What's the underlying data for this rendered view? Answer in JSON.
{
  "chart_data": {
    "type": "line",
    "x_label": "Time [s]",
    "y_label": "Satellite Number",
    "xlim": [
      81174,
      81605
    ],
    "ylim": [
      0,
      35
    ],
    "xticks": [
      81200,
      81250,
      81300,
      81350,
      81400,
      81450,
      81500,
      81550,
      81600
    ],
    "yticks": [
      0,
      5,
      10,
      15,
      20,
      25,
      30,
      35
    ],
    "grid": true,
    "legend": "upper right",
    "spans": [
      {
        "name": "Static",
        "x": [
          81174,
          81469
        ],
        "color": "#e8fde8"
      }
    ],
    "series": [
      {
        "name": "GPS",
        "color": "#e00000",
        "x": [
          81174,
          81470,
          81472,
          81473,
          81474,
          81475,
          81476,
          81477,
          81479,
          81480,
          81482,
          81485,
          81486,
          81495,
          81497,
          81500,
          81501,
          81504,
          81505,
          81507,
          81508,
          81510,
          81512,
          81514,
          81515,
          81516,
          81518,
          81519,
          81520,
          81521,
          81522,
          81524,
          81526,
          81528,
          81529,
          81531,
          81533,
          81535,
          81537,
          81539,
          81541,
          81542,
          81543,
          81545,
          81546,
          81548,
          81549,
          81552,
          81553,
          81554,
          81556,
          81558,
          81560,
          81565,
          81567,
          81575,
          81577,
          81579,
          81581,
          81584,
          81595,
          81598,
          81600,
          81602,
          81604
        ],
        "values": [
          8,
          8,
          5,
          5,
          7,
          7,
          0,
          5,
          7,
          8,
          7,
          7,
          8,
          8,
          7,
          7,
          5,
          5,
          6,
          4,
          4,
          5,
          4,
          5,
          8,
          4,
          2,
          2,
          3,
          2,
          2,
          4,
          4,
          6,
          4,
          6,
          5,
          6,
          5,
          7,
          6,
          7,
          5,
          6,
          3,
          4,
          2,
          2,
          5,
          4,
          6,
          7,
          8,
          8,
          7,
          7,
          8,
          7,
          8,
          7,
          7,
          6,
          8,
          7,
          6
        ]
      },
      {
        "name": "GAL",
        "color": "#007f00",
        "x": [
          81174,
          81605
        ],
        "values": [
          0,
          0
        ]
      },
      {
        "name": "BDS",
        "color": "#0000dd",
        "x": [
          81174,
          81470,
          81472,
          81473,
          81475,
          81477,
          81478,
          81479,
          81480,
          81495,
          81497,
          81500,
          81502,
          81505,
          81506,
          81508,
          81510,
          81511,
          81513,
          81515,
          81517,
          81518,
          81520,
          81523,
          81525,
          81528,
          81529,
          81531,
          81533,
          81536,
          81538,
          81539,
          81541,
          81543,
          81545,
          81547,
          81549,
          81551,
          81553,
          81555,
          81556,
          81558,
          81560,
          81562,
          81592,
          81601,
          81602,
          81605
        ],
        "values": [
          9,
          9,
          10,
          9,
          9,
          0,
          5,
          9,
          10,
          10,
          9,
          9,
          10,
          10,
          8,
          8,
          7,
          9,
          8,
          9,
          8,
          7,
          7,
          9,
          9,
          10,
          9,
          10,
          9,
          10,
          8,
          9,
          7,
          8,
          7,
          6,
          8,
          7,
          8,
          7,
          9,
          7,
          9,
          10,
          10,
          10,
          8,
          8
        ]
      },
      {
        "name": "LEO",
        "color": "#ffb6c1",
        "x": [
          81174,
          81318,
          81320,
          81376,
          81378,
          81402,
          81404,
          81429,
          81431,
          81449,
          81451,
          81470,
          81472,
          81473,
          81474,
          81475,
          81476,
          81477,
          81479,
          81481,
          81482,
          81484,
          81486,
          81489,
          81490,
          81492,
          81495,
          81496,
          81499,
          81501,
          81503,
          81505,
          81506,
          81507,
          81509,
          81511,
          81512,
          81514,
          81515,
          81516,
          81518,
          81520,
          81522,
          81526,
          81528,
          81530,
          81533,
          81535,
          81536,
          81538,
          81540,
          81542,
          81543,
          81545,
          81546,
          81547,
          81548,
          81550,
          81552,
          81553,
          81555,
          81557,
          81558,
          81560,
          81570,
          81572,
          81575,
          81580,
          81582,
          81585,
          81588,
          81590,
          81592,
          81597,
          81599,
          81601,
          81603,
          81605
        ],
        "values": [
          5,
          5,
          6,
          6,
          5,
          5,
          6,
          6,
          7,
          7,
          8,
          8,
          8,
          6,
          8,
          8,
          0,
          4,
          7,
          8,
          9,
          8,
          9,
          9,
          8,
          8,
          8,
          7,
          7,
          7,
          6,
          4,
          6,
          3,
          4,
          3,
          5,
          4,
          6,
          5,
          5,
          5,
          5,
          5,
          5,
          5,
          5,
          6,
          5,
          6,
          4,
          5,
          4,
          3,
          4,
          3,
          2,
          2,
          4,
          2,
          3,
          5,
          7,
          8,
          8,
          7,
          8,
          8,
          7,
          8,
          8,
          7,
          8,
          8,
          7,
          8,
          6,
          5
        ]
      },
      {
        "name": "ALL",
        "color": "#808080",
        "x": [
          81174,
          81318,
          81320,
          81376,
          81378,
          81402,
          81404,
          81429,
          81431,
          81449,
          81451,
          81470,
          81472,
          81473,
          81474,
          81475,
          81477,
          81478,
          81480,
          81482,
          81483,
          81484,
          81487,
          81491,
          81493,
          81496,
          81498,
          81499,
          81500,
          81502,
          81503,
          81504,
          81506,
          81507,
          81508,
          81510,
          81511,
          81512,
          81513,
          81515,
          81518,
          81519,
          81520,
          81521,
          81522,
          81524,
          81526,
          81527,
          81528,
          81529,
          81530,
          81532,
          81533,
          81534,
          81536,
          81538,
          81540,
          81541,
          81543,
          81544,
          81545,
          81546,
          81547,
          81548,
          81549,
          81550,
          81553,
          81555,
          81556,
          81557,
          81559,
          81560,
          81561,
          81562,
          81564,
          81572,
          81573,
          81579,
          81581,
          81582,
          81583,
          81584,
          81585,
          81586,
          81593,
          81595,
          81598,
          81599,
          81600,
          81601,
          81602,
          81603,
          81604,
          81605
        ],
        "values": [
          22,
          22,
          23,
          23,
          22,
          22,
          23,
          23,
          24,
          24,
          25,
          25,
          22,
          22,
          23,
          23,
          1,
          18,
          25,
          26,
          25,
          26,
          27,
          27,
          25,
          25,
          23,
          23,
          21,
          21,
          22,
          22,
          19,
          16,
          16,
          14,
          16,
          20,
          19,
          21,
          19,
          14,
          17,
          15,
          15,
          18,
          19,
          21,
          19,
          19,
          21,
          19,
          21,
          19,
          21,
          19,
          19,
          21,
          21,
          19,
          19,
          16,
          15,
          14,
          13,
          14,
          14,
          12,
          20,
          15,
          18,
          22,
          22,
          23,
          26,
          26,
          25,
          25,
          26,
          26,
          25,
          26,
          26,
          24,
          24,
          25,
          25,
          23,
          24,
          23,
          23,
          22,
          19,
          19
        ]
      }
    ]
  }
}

# # # # # # #

AIM
Among the lines of the data, identify those with the word "color". Copy each of them.

RIGHT ANSWER
        "color": "#e8fde8"
        "color": "#e00000",
        "color": "#007f00",
        "color": "#0000dd",
        "color": "#ffb6c1",
        "color": "#808080",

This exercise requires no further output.